▶ What needs to be done
Please copy each line of the listing below in which the word "receptors" appears.

═══

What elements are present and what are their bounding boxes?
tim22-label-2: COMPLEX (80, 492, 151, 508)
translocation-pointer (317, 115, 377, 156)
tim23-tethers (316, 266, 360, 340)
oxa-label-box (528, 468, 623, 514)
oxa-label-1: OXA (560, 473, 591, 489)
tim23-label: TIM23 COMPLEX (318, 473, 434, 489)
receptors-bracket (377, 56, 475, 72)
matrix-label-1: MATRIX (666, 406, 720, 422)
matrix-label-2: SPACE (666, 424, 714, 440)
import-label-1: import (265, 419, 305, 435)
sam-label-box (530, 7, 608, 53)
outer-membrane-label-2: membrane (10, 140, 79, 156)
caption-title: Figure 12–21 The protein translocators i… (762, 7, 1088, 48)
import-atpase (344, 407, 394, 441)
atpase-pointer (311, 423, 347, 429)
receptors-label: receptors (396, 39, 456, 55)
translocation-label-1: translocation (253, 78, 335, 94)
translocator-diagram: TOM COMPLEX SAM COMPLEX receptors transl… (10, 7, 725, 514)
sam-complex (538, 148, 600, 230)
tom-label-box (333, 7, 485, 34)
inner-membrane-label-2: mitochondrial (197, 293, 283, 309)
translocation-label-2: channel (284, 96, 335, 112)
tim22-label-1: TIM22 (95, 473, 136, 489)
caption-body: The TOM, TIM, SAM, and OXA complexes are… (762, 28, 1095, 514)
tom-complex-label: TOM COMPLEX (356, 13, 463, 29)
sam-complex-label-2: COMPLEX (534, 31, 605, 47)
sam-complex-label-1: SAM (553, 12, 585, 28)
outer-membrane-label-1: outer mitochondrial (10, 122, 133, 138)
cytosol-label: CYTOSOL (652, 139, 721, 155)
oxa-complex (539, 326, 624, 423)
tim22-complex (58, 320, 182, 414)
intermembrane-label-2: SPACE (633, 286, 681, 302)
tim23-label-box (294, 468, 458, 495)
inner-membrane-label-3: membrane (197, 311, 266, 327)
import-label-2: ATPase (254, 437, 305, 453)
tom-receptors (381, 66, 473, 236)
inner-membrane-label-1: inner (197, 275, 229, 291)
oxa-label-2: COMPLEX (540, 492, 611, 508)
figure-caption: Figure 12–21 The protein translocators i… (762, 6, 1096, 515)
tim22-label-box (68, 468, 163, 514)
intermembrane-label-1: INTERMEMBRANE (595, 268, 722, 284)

═══

▶ Result of this exercise
receptors-bracket (377, 56, 475, 72)
receptors-label: receptors (396, 39, 456, 55)
translocator-diagram: TOM COMPLEX SAM COMPLEX receptors transl… (10, 7, 725, 514)
tom-receptors (381, 66, 473, 236)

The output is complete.